WHAT IS BEING ASKED:
Among the lines below, how many carry the string "label"? Reply with a number and nothing else.

MATERIAL SUPPLIED:

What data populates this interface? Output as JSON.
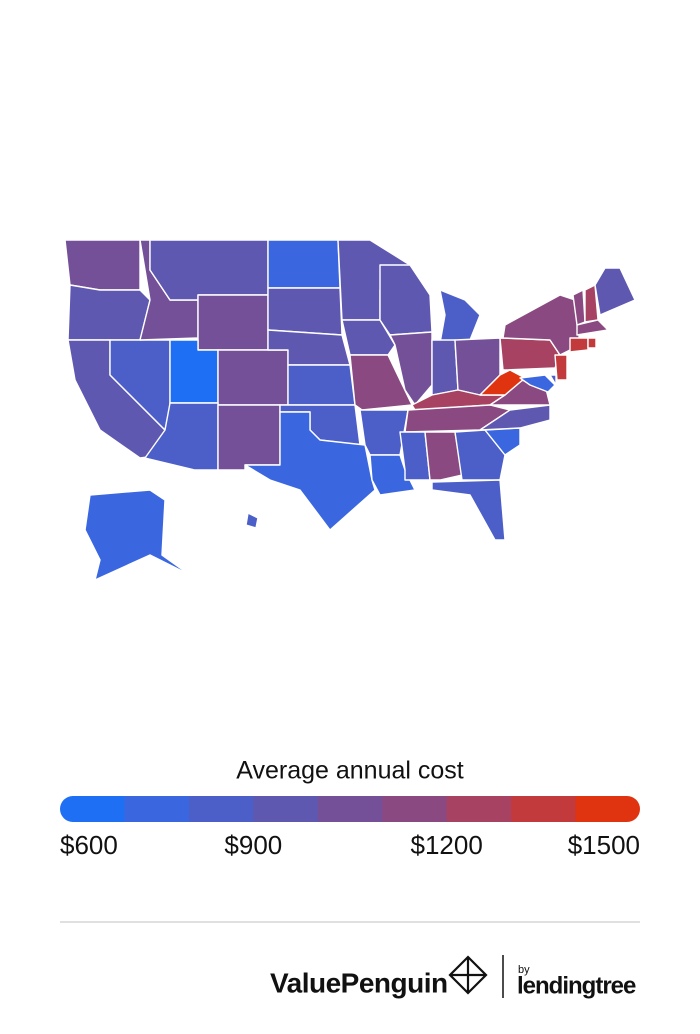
{
  "chart_data": {
    "type": "choropleth",
    "legend_title": "Average annual cost",
    "values": [
      1050,
      950,
      950,
      850,
      1050,
      950,
      1050,
      650,
      1050,
      850,
      1000,
      750,
      950,
      950,
      850,
      850,
      750,
      950,
      950,
      1150,
      850,
      750,
      950,
      1050,
      850,
      950,
      1050,
      1250,
      1150,
      850,
      1100,
      850,
      800,
      750,
      950,
      1150,
      1450,
      1250,
      1150,
      1350,
      700,
      800,
      1150,
      1250,
      950,
      1150,
      1350,
      1300,
      750,
      850
    ],
    "colorlim": [
      600,
      1500
    ],
    "colors": [
      "#1f6ff5",
      "#3a67df",
      "#4c5fc8",
      "#5f58b1",
      "#745099",
      "#8b4981",
      "#a74262",
      "#c33a3c",
      "#e03310"
    ],
    "colorticks": [
      {
        "value": 600,
        "label": "$600"
      },
      {
        "value": 900,
        "label": "$900"
      },
      {
        "value": 1200,
        "label": "$1200"
      },
      {
        "value": 1500,
        "label": "$1500"
      }
    ]
  },
  "footer": {
    "brand": "ValuePenguin",
    "by": "by",
    "partner": "lendingtree"
  }
}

IN RESPONSE:
4